DOCUMENT EXTRACT:
Segment Open
ThSOS3 confers salt stress tolerance to transgenic plants
To preliminarily explore the function of the ThSOS3 gene, diaminobenzidine (DAB) and nitroblue tetrazolium (NBT) staining and related physiological indexes of three types of plants with different transformed T. hispida were studied. DAB and NBT staining showed that levels of H2O2 and O2- accumulation in transgenic (OE, SE) and control plants. Under salt stress, the staining strength in OE plants were lower than in Con; however, SE plants were higher than in Con (Fig. 5A-B). In addition, H2O2 and MDA contents were measured in different transgenic T. hispida. The results failed to demonstrate a difference in H2O2 and MDA contents among three kinds transient transgenic plants under normal conditions. However, under salt stress, SE plants showed the highest H2O2 and MDA contents, followed by the Con plants, the OE plants had the lowest H2O2 and MDA contents. The levels of H2O2 and MDA in SE plants were 1.27 and 1.53 times those of Con plants, respectively. However, the H2O2 and MDA contents in OE plants were the lowest, with values of only 82.02% and 85.2% of the contents in the Con plants, respectively, at 24 h (Fig. 5D-E).
Segment Closed
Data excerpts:
Segment Open
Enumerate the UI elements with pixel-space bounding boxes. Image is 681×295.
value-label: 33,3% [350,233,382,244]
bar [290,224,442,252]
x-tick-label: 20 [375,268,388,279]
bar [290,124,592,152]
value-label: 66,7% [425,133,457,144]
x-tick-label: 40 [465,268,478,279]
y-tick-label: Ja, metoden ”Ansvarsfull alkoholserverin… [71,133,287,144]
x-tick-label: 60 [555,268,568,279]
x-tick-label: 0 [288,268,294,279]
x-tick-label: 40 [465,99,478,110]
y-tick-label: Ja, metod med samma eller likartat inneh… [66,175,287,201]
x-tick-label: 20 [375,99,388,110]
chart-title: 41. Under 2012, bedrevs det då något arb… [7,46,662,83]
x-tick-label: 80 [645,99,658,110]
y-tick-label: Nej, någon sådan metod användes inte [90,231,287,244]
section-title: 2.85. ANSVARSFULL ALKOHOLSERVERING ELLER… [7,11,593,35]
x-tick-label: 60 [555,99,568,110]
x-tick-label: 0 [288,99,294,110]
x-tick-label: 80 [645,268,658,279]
Segment Closed
LIST OF TASKS:
• A. How would you render this sentence from the ThSOS3 passage in Spanish: "The levels of H2O2 and MDA in SE plants were 1.27 and 1.53 times those of Con plants, respectively."
• B. Do these statements agree with the ThSOS3 passage? For each, answer yes or no and quote the words that decide it. (i) Under normal conditions, H2O2 and MDA contents differed among the three kinds of plants. (ii) Under salt stress, the OE plants had the lowest H2O2 and MDA contents. (iii) Under salt stress, the staining strength in SE plants was lower than in Con.
• C. Can you pick up the ThSOS3 passage where it stops and continue it?

ANSWERS BY TASK:
• A. Los niveles de H2O2 y MDA en las plantas SE fueron 1,27 y 1,53 veces los de las plantas Con, respectivamente.

• B.
(i) No: "The results failed to demonstrate a difference in H2O2 and MDA contents among three kinds transient transgenic plants under normal conditions."
(ii) Yes: "the OE plants had the lowest H2O2 and MDA contents"
(iii) No: "however, SE plants were higher than in Con"

• C.
To further explore the transient expression of ThSOS3 in T. hispida, ThSOS3 was overexpressed in Arabidopsis. Two independent T3 homozygous transgenic lines (OE1 and OE2) overexpressing ThSOS3 were selected and studied. Under salt treatment, the H2O2 and MDA levels in both OE lines were lower than those of WT plants, although they had similar H2O2 and MDA contents under normal conditions (Fig. S1A, B, D). In addition, OE1 and OE2 had prominently higher root growth and fresh weights than the WT (Fig. S2A-C). Analysis of the growth phenotypes of the Arabidopsis plants grown in soil showed that OE lines grew much better than the WT under salt treatment (Fig. S2D).
ThSOS3 increases improves ROS scavenging capability
Antioxidant enzymes (SOD and POD) are the two most important ROS scavenging enzymes, influencing cellular ROS levels. Thus, we further studied peroxidase (POD) and superoxide dismutase (SOD) activities. Without stress conditions, there were no significantly altered in SOD and POD activities among Con, OE and SE plants. However, SOD and POD activities were raised gradually with the salt treatment time extended. At 24 h, the antioxidant enzymes (SOD and POD) activities in OE plants were 1.35 and 1.24 times those of Con plants, while in SE plants were only 80% and 83.73% those of Con plants, respectively (Fig. 5F-G).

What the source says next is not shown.